## [WHAT THE TASK REQUIRES]
Extract every line that includes the string "frac".

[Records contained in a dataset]
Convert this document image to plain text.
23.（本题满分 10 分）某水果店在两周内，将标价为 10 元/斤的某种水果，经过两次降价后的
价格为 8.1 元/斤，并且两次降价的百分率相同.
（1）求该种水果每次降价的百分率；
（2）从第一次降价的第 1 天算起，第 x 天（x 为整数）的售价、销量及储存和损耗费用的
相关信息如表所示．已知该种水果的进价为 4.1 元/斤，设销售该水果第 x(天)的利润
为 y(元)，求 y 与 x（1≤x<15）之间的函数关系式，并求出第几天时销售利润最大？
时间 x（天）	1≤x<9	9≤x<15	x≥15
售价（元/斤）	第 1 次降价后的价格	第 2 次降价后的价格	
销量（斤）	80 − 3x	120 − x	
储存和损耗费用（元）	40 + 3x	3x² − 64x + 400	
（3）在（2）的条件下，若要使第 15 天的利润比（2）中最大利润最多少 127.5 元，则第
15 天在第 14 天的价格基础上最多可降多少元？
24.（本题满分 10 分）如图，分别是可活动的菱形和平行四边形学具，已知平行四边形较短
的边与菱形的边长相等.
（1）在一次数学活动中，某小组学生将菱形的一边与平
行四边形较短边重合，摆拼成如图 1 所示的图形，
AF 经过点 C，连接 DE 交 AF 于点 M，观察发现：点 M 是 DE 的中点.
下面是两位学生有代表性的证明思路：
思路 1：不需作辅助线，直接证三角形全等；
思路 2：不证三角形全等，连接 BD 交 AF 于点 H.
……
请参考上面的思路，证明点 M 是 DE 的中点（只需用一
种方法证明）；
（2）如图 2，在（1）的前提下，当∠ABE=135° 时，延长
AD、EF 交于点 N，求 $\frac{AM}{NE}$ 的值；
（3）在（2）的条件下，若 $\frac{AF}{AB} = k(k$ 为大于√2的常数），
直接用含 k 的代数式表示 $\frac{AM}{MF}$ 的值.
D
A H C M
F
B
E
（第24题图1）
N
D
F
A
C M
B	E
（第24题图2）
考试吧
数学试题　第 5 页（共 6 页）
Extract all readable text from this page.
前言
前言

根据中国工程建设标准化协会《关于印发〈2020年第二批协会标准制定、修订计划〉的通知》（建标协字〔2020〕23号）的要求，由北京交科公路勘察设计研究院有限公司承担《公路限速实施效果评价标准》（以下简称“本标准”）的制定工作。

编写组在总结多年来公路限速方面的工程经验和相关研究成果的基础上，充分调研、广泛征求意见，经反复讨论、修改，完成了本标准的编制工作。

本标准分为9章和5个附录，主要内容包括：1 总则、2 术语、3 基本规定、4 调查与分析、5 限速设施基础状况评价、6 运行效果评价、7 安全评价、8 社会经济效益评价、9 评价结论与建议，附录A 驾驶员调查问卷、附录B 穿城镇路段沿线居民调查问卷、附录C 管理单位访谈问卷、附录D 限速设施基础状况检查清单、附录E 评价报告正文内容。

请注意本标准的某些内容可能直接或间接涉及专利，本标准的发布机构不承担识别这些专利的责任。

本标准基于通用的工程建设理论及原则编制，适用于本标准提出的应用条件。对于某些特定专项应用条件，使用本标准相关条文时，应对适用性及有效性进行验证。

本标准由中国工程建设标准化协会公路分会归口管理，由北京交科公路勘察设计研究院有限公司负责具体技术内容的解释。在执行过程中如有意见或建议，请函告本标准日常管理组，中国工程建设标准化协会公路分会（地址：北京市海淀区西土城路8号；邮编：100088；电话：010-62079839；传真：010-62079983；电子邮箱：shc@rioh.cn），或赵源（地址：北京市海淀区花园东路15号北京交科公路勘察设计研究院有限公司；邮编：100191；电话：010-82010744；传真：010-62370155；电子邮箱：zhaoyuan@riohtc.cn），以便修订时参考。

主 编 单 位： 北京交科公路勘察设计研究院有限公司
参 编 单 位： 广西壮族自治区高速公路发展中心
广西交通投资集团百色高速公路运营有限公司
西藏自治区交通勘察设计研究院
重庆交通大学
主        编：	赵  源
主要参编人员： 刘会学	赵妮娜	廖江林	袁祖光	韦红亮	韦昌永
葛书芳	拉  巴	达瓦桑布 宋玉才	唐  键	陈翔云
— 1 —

## [ANSWER TO THE EXERCISE]
AD、EF 交于点 N，求 $\frac{AM}{NE}$ 的值；
（3）在（2）的条件下，若 $\frac{AF}{AB} = k(k$ 为大于√2的常数），
直接用含 k 的代数式表示 $\frac{AM}{MF}$ 的值.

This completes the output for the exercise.